> TASK INSTRUCTIONS:
Repeat every record below exactly as written.

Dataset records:
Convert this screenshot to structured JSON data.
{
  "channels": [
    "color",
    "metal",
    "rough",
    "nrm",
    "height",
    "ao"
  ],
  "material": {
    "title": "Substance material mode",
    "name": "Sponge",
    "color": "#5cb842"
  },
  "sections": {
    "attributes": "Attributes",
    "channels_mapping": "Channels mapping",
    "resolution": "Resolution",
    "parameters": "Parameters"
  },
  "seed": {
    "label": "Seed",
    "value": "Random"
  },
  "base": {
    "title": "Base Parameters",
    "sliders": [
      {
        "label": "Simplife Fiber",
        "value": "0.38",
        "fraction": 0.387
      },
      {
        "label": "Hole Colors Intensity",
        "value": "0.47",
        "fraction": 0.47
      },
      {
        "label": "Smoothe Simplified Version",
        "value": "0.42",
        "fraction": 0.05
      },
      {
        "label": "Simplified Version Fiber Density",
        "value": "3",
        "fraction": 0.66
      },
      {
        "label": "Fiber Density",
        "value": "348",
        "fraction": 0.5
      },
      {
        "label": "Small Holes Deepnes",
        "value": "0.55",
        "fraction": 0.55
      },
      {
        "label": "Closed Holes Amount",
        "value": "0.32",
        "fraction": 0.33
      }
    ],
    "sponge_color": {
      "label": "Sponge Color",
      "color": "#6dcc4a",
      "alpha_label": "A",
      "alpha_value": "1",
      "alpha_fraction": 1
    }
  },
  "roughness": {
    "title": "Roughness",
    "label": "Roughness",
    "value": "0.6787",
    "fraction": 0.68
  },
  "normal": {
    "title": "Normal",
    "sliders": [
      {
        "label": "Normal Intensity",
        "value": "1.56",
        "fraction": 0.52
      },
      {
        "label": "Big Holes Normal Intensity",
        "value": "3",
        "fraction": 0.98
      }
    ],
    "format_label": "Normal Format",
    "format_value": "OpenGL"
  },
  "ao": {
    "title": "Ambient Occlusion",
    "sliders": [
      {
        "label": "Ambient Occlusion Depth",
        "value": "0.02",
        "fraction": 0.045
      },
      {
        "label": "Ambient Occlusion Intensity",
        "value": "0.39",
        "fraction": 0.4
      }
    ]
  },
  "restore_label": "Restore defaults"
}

> ANSWER TO THIS PROBLEM:
Convert this screenshot to structured JSON data.
{
  "channels": [
    "color",
    "metal",
    "rough",
    "nrm",
    "height",
    "ao"
  ],
  "material": {
    "title": "Substance material mode",
    "name": "Sponge",
    "color": "#5cb842"
  },
  "sections": {
    "attributes": "Attributes",
    "channels_mapping": "Channels mapping",
    "resolution": "Resolution",
    "parameters": "Parameters"
  },
  "seed": {
    "label": "Seed",
    "value": "Random"
  },
  "base": {
    "title": "Base Parameters",
    "sliders": [
      {
        "label": "Simplife Fiber",
        "value": "0.38",
        "fraction": 0.387
      },
      {
        "label": "Hole Colors Intensity",
        "value": "0.47",
        "fraction": 0.47
      },
      {
        "label": "Smoothe Simplified Version",
        "value": "0.42",
        "fraction": 0.05
      },
      {
        "label": "Simplified Version Fiber Density",
        "value": "3",
        "fraction": 0.66
      },
      {
        "label": "Fiber Density",
        "value": "348",
        "fraction": 0.5
      },
      {
        "label": "Small Holes Deepnes",
        "value": "0.55",
        "fraction": 0.55
      },
      {
        "label": "Closed Holes Amount",
        "value": "0.32",
        "fraction": 0.33
      }
    ],
    "sponge_color": {
      "label": "Sponge Color",
      "color": "#6dcc4a",
      "alpha_label": "A",
      "alpha_value": "1",
      "alpha_fraction": 1
    }
  },
  "roughness": {
    "title": "Roughness",
    "label": "Roughness",
    "value": "0.6787",
    "fraction": 0.68
  },
  "normal": {
    "title": "Normal",
    "sliders": [
      {
        "label": "Normal Intensity",
        "value": "1.56",
        "fraction": 0.52
      },
      {
        "label": "Big Holes Normal Intensity",
        "value": "3",
        "fraction": 0.98
      }
    ],
    "format_label": "Normal Format",
    "format_value": "OpenGL"
  },
  "ao": {
    "title": "Ambient Occlusion",
    "sliders": [
      {
        "label": "Ambient Occlusion Depth",
        "value": "0.02",
        "fraction": 0.045
      },
      {
        "label": "Ambient Occlusion Intensity",
        "value": "0.39",
        "fraction": 0.4
      }
    ]
  },
  "restore_label": "Restore defaults"
}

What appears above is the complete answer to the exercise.